-- BEGIN --

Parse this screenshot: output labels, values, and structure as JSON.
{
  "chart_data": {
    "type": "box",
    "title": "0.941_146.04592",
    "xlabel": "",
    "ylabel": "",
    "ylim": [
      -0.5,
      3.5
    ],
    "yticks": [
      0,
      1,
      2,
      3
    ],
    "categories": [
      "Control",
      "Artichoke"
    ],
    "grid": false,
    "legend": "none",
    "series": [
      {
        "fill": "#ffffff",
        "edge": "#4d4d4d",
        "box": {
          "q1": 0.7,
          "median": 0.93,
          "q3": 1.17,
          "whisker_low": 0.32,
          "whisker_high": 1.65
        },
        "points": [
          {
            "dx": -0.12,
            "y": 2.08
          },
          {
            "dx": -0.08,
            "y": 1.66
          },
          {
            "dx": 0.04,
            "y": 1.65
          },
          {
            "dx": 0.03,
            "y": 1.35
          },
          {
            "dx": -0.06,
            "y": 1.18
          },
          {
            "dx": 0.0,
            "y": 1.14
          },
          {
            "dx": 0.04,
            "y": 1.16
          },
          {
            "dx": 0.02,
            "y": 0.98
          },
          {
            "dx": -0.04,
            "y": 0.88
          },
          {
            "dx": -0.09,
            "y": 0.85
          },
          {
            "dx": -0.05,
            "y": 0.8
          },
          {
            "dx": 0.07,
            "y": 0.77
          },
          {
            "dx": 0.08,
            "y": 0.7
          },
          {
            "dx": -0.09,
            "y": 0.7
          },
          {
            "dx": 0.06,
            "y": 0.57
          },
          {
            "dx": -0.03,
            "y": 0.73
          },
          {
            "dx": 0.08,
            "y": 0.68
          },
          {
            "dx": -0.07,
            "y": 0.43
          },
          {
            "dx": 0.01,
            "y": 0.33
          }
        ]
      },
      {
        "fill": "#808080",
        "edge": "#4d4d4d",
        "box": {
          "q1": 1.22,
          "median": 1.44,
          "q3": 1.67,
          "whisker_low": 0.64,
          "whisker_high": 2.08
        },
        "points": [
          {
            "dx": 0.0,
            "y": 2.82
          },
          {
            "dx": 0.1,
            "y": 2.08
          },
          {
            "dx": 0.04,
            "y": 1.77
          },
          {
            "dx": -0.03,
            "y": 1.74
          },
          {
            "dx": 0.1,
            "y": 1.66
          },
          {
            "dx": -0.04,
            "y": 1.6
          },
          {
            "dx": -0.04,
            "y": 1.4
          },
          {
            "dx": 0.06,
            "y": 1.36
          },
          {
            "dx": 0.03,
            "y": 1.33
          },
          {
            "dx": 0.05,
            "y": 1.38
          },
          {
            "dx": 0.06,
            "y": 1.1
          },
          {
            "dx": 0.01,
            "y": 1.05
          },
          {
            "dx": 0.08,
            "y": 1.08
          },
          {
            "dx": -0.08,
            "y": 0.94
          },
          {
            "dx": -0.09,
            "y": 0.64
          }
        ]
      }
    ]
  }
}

-- END --

Directive: Extract the complete data, matching each line exactly.

Task answer:
Parse this screenshot: output labels, values, and structure as JSON.
{
  "chart_data": {
    "type": "box",
    "title": "0.941_146.04592",
    "xlabel": "",
    "ylabel": "",
    "ylim": [
      -0.5,
      3.5
    ],
    "yticks": [
      0,
      1,
      2,
      3
    ],
    "categories": [
      "Control",
      "Artichoke"
    ],
    "grid": false,
    "legend": "none",
    "series": [
      {
        "fill": "#ffffff",
        "edge": "#4d4d4d",
        "box": {
          "q1": 0.7,
          "median": 0.93,
          "q3": 1.17,
          "whisker_low": 0.32,
          "whisker_high": 1.65
        },
        "points": [
          {
            "dx": -0.12,
            "y": 2.08
          },
          {
            "dx": -0.08,
            "y": 1.66
          },
          {
            "dx": 0.04,
            "y": 1.65
          },
          {
            "dx": 0.03,
            "y": 1.35
          },
          {
            "dx": -0.06,
            "y": 1.18
          },
          {
            "dx": 0.0,
            "y": 1.14
          },
          {
            "dx": 0.04,
            "y": 1.16
          },
          {
            "dx": 0.02,
            "y": 0.98
          },
          {
            "dx": -0.04,
            "y": 0.88
          },
          {
            "dx": -0.09,
            "y": 0.85
          },
          {
            "dx": -0.05,
            "y": 0.8
          },
          {
            "dx": 0.07,
            "y": 0.77
          },
          {
            "dx": 0.08,
            "y": 0.7
          },
          {
            "dx": -0.09,
            "y": 0.7
          },
          {
            "dx": 0.06,
            "y": 0.57
          },
          {
            "dx": -0.03,
            "y": 0.73
          },
          {
            "dx": 0.08,
            "y": 0.68
          },
          {
            "dx": -0.07,
            "y": 0.43
          },
          {
            "dx": 0.01,
            "y": 0.33
          }
        ]
      },
      {
        "fill": "#808080",
        "edge": "#4d4d4d",
        "box": {
          "q1": 1.22,
          "median": 1.44,
          "q3": 1.67,
          "whisker_low": 0.64,
          "whisker_high": 2.08
        },
        "points": [
          {
            "dx": 0.0,
            "y": 2.82
          },
          {
            "dx": 0.1,
            "y": 2.08
          },
          {
            "dx": 0.04,
            "y": 1.77
          },
          {
            "dx": -0.03,
            "y": 1.74
          },
          {
            "dx": 0.1,
            "y": 1.66
          },
          {
            "dx": -0.04,
            "y": 1.6
          },
          {
            "dx": -0.04,
            "y": 1.4
          },
          {
            "dx": 0.06,
            "y": 1.36
          },
          {
            "dx": 0.03,
            "y": 1.33
          },
          {
            "dx": 0.05,
            "y": 1.38
          },
          {
            "dx": 0.06,
            "y": 1.1
          },
          {
            "dx": 0.01,
            "y": 1.05
          },
          {
            "dx": 0.08,
            "y": 1.08
          },
          {
            "dx": -0.08,
            "y": 0.94
          },
          {
            "dx": -0.09,
            "y": 0.64
          }
        ]
      }
    ]
  }
}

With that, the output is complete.